(Dataset excerpt)
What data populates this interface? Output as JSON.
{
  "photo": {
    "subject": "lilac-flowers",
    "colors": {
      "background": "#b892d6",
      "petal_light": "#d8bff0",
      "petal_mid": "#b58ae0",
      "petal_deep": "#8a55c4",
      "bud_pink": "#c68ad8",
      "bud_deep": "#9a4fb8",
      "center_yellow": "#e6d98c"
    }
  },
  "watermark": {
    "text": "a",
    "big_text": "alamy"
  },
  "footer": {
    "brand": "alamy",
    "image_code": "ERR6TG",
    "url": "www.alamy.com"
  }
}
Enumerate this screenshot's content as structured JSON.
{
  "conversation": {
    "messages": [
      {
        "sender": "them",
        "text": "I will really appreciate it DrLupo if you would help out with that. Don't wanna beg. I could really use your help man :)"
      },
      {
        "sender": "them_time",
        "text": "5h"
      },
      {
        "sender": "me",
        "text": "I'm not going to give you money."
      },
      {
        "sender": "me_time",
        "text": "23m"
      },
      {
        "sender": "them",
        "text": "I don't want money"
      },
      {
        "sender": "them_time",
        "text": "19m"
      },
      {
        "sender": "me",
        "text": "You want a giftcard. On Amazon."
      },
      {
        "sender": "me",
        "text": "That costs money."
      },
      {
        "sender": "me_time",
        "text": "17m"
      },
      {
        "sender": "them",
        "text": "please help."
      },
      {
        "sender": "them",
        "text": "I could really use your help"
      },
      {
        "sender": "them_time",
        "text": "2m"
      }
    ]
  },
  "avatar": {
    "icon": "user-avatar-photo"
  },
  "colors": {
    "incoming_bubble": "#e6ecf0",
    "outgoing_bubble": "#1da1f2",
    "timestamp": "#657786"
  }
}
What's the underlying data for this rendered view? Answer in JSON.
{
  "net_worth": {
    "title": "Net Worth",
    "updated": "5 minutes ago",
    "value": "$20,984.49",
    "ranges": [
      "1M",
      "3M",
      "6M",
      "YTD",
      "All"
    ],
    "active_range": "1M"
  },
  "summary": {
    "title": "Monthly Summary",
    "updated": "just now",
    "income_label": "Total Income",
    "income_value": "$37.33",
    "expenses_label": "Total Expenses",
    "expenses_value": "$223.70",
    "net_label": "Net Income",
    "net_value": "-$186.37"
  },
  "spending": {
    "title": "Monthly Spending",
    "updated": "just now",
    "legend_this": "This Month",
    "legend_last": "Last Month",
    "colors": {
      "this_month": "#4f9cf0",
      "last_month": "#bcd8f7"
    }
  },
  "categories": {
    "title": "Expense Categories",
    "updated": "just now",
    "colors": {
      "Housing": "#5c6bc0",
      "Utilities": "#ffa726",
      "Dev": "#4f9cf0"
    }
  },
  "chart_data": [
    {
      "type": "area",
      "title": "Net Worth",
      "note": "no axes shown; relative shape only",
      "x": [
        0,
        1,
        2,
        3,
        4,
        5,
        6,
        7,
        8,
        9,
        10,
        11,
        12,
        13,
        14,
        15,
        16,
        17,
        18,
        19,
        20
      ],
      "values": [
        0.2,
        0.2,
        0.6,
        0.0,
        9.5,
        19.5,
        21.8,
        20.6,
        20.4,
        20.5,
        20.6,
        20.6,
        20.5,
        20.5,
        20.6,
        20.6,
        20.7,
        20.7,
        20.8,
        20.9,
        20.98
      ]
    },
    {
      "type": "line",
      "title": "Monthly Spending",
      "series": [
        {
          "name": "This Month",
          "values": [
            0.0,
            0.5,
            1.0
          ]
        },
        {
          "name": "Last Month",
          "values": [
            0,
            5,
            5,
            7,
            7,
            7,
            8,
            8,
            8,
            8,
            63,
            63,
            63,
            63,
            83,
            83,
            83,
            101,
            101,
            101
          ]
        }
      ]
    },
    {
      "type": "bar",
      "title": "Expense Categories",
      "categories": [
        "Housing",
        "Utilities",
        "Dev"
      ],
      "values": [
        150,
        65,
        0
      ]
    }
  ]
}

What needs to be done: Reproduce the records above exactly as they appear.

Final result:
What data populates this interface? Output as JSON.
{
  "photo": {
    "subject": "lilac-flowers",
    "colors": {
      "background": "#b892d6",
      "petal_light": "#d8bff0",
      "petal_mid": "#b58ae0",
      "petal_deep": "#8a55c4",
      "bud_pink": "#c68ad8",
      "bud_deep": "#9a4fb8",
      "center_yellow": "#e6d98c"
    }
  },
  "watermark": {
    "text": "a",
    "big_text": "alamy"
  },
  "footer": {
    "brand": "alamy",
    "image_code": "ERR6TG",
    "url": "www.alamy.com"
  }
}
Enumerate this screenshot's content as structured JSON.
{
  "conversation": {
    "messages": [
      {
        "sender": "them",
        "text": "I will really appreciate it DrLupo if you would help out with that. Don't wanna beg. I could really use your help man :)"
      },
      {
        "sender": "them_time",
        "text": "5h"
      },
      {
        "sender": "me",
        "text": "I'm not going to give you money."
      },
      {
        "sender": "me_time",
        "text": "23m"
      },
      {
        "sender": "them",
        "text": "I don't want money"
      },
      {
        "sender": "them_time",
        "text": "19m"
      },
      {
        "sender": "me",
        "text": "You want a giftcard. On Amazon."
      },
      {
        "sender": "me",
        "text": "That costs money."
      },
      {
        "sender": "me_time",
        "text": "17m"
      },
      {
        "sender": "them",
        "text": "please help."
      },
      {
        "sender": "them",
        "text": "I could really use your help"
      },
      {
        "sender": "them_time",
        "text": "2m"
      }
    ]
  },
  "avatar": {
    "icon": "user-avatar-photo"
  },
  "colors": {
    "incoming_bubble": "#e6ecf0",
    "outgoing_bubble": "#1da1f2",
    "timestamp": "#657786"
  }
}
What's the underlying data for this rendered view? Answer in JSON.
{
  "net_worth": {
    "title": "Net Worth",
    "updated": "5 minutes ago",
    "value": "$20,984.49",
    "ranges": [
      "1M",
      "3M",
      "6M",
      "YTD",
      "All"
    ],
    "active_range": "1M"
  },
  "summary": {
    "title": "Monthly Summary",
    "updated": "just now",
    "income_label": "Total Income",
    "income_value": "$37.33",
    "expenses_label": "Total Expenses",
    "expenses_value": "$223.70",
    "net_label": "Net Income",
    "net_value": "-$186.37"
  },
  "spending": {
    "title": "Monthly Spending",
    "updated": "just now",
    "legend_this": "This Month",
    "legend_last": "Last Month",
    "colors": {
      "this_month": "#4f9cf0",
      "last_month": "#bcd8f7"
    }
  },
  "categories": {
    "title": "Expense Categories",
    "updated": "just now",
    "colors": {
      "Housing": "#5c6bc0",
      "Utilities": "#ffa726",
      "Dev": "#4f9cf0"
    }
  },
  "chart_data": [
    {
      "type": "area",
      "title": "Net Worth",
      "note": "no axes shown; relative shape only",
      "x": [
        0,
        1,
        2,
        3,
        4,
        5,
        6,
        7,
        8,
        9,
        10,
        11,
        12,
        13,
        14,
        15,
        16,
        17,
        18,
        19,
        20
      ],
      "values": [
        0.2,
        0.2,
        0.6,
        0.0,
        9.5,
        19.5,
        21.8,
        20.6,
        20.4,
        20.5,
        20.6,
        20.6,
        20.5,
        20.5,
        20.6,
        20.6,
        20.7,
        20.7,
        20.8,
        20.9,
        20.98
      ]
    },
    {
      "type": "line",
      "title": "Monthly Spending",
      "series": [
        {
          "name": "This Month",
          "values": [
            0.0,
            0.5,
            1.0
          ]
        },
        {
          "name": "Last Month",
          "values": [
            0,
            5,
            5,
            7,
            7,
            7,
            8,
            8,
            8,
            8,
            63,
            63,
            63,
            63,
            83,
            83,
            83,
            101,
            101,
            101
          ]
        }
      ]
    },
    {
      "type": "bar",
      "title": "Expense Categories",
      "categories": [
        "Housing",
        "Utilities",
        "Dev"
      ],
      "values": [
        150,
        65,
        0
      ]
    }
  ]
}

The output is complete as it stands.